[Extracted data entries]
---

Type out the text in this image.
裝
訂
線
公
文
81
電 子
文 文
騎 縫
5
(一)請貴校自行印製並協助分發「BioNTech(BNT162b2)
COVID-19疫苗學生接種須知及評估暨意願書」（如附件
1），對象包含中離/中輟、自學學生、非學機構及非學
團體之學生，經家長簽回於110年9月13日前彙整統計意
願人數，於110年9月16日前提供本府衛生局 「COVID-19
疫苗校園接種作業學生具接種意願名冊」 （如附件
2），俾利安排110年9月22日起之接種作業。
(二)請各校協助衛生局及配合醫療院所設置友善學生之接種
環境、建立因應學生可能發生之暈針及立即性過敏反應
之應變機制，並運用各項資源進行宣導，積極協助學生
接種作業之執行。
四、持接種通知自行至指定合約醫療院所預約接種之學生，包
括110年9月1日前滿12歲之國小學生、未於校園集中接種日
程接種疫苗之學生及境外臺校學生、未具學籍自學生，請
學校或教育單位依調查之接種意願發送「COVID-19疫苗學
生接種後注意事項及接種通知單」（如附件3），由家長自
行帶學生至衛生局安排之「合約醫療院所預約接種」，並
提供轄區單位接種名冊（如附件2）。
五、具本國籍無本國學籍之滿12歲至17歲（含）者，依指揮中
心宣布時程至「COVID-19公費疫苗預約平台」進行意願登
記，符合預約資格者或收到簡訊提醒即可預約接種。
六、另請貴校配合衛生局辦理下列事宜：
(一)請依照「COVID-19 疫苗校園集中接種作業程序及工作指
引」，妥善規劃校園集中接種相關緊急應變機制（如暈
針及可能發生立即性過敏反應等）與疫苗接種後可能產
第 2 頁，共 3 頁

---

Task instructions
Make an exact copy of every entry.

Exercise answer
Type out the text in this image.
裝
訂
線
公
文
81
電 子
文 文
騎 縫
5
(一)請貴校自行印製並協助分發「BioNTech(BNT162b2)
COVID-19疫苗學生接種須知及評估暨意願書」（如附件
1），對象包含中離/中輟、自學學生、非學機構及非學
團體之學生，經家長簽回於110年9月13日前彙整統計意
願人數，於110年9月16日前提供本府衛生局 「COVID-19
疫苗校園接種作業學生具接種意願名冊」 （如附件
2），俾利安排110年9月22日起之接種作業。
(二)請各校協助衛生局及配合醫療院所設置友善學生之接種
環境、建立因應學生可能發生之暈針及立即性過敏反應
之應變機制，並運用各項資源進行宣導，積極協助學生
接種作業之執行。
四、持接種通知自行至指定合約醫療院所預約接種之學生，包
括110年9月1日前滿12歲之國小學生、未於校園集中接種日
程接種疫苗之學生及境外臺校學生、未具學籍自學生，請
學校或教育單位依調查之接種意願發送「COVID-19疫苗學
生接種後注意事項及接種通知單」（如附件3），由家長自
行帶學生至衛生局安排之「合約醫療院所預約接種」，並
提供轄區單位接種名冊（如附件2）。
五、具本國籍無本國學籍之滿12歲至17歲（含）者，依指揮中
心宣布時程至「COVID-19公費疫苗預約平台」進行意願登
記，符合預約資格者或收到簡訊提醒即可預約接種。
六、另請貴校配合衛生局辦理下列事宜：
(一)請依照「COVID-19 疫苗校園集中接種作業程序及工作指
引」，妥善規劃校園集中接種相關緊急應變機制（如暈
針及可能發生立即性過敏反應等）與疫苗接種後可能產
第 2 頁，共 3 頁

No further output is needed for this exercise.